TEXTE CHOISI:
════════════════════

Consolidant leur rôle essentiel dans la promotion des artistes contemporains d’Afrique et de Méditerranée, les Rencontres à l’échelle célèbrent leur 20ᵉ édition du 2 au 14 juin 2025 à Marseille. Organisé par les Bancs Publics, le festival investit plusieurs lieux emblématiques de la ville : la Friche la Belle de Mai, La Criée, le Théâtre Joliette et Le Zef.
2025, une édition anniversaire des Rencontres à l’Echelle qui éclaire les identités multiples et partagées
Historiquement, les Échelles du Levant, comptoirs d’échanges commerciaux et culturels, incarnaient les interactions complexes entre les cultures européenne et orientale. La référence est pertinente pour un festival qui célèbre, à partir de Marseille et de ses diasporas, le Tout-Monde et ses porosités culturelles. Ici, les artistes du Sud et des diasporas arabes et africaines sont valorisés. L’espace du festival est un « safe space », où les identités et citoyennetés peuvent coexister sans oppositions ni injonctions, s’affranchissant des frontières lignes si pesantes.

════════════════════

Éléments de données enregistrés:
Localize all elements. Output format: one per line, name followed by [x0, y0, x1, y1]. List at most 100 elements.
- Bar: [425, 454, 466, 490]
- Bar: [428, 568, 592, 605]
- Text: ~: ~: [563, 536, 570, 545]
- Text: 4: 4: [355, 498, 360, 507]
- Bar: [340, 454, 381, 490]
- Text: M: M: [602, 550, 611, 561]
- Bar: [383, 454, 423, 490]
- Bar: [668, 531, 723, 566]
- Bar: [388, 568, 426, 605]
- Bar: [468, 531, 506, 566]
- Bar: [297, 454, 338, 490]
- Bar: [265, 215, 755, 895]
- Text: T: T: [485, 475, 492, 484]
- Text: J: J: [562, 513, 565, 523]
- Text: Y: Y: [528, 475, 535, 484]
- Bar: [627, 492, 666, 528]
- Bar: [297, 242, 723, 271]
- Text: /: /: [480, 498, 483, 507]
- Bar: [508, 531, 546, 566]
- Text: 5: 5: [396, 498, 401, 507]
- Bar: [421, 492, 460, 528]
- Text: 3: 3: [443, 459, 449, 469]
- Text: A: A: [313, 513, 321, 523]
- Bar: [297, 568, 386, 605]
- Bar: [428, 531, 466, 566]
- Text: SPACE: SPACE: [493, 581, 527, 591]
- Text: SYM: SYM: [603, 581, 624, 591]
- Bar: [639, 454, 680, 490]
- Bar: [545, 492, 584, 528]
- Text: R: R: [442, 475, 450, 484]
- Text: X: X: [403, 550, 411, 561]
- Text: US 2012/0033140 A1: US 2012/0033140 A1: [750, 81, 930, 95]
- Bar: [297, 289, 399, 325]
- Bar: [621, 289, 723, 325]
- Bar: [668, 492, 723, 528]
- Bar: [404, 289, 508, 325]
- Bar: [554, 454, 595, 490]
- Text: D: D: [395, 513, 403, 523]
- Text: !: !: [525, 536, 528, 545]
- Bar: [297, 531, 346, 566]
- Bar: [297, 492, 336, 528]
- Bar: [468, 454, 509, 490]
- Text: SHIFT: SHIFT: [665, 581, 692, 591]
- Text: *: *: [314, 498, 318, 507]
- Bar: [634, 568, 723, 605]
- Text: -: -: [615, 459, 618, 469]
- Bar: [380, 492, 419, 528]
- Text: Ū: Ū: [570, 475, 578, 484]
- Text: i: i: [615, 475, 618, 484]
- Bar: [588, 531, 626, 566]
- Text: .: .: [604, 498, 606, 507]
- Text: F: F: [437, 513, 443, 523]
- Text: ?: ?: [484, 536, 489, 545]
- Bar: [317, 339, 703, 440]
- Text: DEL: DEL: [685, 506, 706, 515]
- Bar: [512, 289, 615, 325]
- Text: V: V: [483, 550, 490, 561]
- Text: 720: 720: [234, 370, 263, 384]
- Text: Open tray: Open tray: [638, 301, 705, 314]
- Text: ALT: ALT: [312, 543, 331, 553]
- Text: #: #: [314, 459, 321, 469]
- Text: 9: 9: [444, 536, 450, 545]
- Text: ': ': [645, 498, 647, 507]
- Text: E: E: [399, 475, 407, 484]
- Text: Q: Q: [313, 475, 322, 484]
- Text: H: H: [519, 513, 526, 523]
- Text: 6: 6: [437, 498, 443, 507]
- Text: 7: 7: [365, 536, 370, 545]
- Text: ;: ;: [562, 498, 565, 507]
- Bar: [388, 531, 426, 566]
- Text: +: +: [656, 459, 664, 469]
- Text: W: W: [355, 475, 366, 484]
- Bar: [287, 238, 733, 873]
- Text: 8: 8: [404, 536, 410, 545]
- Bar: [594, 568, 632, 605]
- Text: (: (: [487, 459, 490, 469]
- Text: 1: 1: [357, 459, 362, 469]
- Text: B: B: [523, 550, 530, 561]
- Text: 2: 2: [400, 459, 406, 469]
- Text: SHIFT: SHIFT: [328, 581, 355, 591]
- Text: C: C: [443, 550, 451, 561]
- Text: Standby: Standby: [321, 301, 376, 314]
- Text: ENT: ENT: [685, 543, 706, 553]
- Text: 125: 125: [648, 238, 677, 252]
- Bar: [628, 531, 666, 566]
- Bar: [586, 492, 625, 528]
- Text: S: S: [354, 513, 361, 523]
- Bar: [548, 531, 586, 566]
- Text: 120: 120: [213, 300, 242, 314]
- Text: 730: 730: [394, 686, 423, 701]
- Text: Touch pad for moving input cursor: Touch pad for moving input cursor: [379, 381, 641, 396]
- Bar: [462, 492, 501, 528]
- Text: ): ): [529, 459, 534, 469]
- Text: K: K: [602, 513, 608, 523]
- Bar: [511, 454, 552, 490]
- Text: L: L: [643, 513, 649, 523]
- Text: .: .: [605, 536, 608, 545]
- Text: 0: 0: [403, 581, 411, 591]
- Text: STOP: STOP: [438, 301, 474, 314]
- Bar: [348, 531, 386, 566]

════════════════════

DÉFIS:
a. Répondez à ces questions sur le texte consacré aux Rencontres à l'échelle :
(i) Qui organise le festival ?
(ii) À quelles dates se tient la 20ᵉ édition ?
(iii) Quelle expression anglaise le texte emploie-t-il pour qualifier l'espace du festival ?
b. Reprenez le texte sur les Rencontres à l'échelle juste après sa dernière phrase et poursuivez-le.
Ces données viennent d'une autre source.

RÉPONSES DANS L'ORDRE:
a.
(i) Les Bancs Publics.
(ii) Du 2 au 14 juin 2025.
(iii) « safe space ».

b.
Julie Kretzschmar, fondatrice des Rencontres et figure emblématique de la scène culturelle marseillaise, est depuis octobre 2024 la commissaire de la Saison Méditerranéenne (mai-octobre 2026). Son travail, nourri par les Rencontres à l’échelle, tisse création artistique et réflexion sociétale, en lien avec les mondes arabes et africains.
La programmation 2025 revisite des artistes historiquement accompagnés par le Festival et témoigne d’un espace prescripteur des scènes arabes contemporaines
La programmation 2025 revisite des artistes historiquement soutenus par le festival et affirme son rôle de prescripteur des scènes arabes contemporaines. Gurshad Shaheman réinterroge : « Comment peut-on être persan ? », avec son « Pourama Pourama », mêlant théâtre et récit autobiographique, qui explore exil et identité. Il revient aussi sur l’ exploration intime des liens familiaux et des souvenirs partagés, avec « Sur tes traces », en dialogue avec Dany Boudreault.
Ahmed El Attar, metteur en scène et dramaturge égyptien revient avec « On the importance of being an arab », nous invite à humaniser l’archétype, comment être arabe de nos jours, dans un contexte où les vies arabes semblent si peu compter, à l’échelle internationale comme de celles des Etat-Nation où le cri des peuples des révolutions arabes est étouffé.
Ali Chahrour, chorégraphe libanais, avec « When I saw the sea », dénonce le système de kafala, dispositif de parrainage dévoyé en outil d’exploitation des travailleuses migrantes. Son spectacle expose violences, confiscation des papiers, et conditions d’esclavage moderne.
Love and Revenge rend hommage à Oum Kalthoum. Agmal Layali mixe archives audiovisuelles et musique électronique pour raviver la magie du Tarab, l’extase de l’interprétation.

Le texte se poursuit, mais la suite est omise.